• WHAT TO PRODUCE: Check each line of the records below for the string "JSON", then state how many lines contain it, with no other output.

• THE RECORDS:
______________________________

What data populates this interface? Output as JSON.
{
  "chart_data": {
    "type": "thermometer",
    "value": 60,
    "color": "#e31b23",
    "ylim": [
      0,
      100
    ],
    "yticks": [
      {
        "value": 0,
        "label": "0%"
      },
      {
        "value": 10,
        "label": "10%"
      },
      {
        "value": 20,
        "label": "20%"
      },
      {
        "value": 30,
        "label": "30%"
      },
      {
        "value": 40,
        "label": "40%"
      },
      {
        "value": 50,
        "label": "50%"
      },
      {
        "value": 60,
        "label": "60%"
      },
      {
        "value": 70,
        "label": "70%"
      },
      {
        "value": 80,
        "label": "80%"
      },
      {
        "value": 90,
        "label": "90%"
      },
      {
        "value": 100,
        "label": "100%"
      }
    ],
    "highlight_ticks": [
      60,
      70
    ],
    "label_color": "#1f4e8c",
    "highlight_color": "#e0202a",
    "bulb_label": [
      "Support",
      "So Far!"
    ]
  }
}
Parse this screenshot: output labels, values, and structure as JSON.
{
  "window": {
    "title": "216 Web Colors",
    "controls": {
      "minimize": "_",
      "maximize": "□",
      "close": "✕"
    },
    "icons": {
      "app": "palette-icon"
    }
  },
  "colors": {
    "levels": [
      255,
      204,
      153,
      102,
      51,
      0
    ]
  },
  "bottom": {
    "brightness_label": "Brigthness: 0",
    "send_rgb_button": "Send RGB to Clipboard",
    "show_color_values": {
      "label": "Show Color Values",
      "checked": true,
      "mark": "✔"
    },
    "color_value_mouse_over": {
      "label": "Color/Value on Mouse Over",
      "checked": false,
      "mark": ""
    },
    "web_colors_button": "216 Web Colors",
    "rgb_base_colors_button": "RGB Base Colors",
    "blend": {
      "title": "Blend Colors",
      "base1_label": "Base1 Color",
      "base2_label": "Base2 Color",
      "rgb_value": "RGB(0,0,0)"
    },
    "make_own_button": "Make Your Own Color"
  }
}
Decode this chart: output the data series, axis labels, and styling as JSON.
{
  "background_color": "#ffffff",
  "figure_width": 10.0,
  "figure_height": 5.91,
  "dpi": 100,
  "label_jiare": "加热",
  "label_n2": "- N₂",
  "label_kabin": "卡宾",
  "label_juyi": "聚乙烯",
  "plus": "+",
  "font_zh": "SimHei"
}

______________________________

• THE COMPLETED TASK: 3